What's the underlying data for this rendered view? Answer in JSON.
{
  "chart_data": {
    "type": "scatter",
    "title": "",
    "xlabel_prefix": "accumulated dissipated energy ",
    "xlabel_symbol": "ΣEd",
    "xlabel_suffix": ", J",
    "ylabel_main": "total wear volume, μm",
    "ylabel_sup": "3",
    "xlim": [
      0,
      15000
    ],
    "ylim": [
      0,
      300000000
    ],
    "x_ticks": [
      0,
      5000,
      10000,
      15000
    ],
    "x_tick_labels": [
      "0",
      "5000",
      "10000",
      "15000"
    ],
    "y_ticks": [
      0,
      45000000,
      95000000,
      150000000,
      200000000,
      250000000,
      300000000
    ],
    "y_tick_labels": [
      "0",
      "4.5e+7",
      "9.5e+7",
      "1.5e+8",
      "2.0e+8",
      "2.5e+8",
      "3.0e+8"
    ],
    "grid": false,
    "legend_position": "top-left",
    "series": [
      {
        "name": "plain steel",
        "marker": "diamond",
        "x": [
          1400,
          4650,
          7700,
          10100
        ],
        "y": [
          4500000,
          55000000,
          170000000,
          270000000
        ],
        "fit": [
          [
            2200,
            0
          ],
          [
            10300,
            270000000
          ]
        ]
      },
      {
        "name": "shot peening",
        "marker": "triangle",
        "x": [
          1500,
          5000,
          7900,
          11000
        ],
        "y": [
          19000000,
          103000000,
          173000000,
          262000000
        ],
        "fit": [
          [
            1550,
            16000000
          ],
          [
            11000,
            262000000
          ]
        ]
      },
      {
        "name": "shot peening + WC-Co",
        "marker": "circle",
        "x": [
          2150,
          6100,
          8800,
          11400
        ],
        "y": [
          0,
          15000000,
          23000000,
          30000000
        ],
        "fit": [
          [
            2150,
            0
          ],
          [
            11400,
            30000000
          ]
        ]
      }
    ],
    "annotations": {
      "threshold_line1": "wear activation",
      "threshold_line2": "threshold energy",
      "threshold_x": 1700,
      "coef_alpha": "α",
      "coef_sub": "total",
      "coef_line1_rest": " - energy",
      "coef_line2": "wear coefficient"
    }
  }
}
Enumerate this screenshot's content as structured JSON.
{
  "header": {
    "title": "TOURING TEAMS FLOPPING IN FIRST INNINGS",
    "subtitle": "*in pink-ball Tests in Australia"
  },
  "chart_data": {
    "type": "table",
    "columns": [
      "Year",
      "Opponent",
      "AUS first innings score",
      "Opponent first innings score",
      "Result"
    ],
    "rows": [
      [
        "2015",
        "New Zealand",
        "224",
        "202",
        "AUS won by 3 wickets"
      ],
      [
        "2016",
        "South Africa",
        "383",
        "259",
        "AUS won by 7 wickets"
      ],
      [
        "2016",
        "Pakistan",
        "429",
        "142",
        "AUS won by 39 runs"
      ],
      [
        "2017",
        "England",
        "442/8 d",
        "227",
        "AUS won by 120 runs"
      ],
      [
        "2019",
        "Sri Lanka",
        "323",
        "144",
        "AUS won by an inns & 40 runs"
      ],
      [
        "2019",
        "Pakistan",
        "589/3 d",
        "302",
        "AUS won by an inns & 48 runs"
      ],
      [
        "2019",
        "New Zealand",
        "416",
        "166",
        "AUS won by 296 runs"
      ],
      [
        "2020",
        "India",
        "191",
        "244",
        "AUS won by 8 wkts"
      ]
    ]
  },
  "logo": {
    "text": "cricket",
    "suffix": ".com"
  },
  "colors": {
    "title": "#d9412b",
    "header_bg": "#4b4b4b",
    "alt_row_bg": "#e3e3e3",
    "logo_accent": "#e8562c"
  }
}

Problem details —
Find all lines with "this" in them and copy each one.

In response —
What's the underlying data for this rendered view? Answer in JSON.
Enumerate this screenshot's content as structured JSON.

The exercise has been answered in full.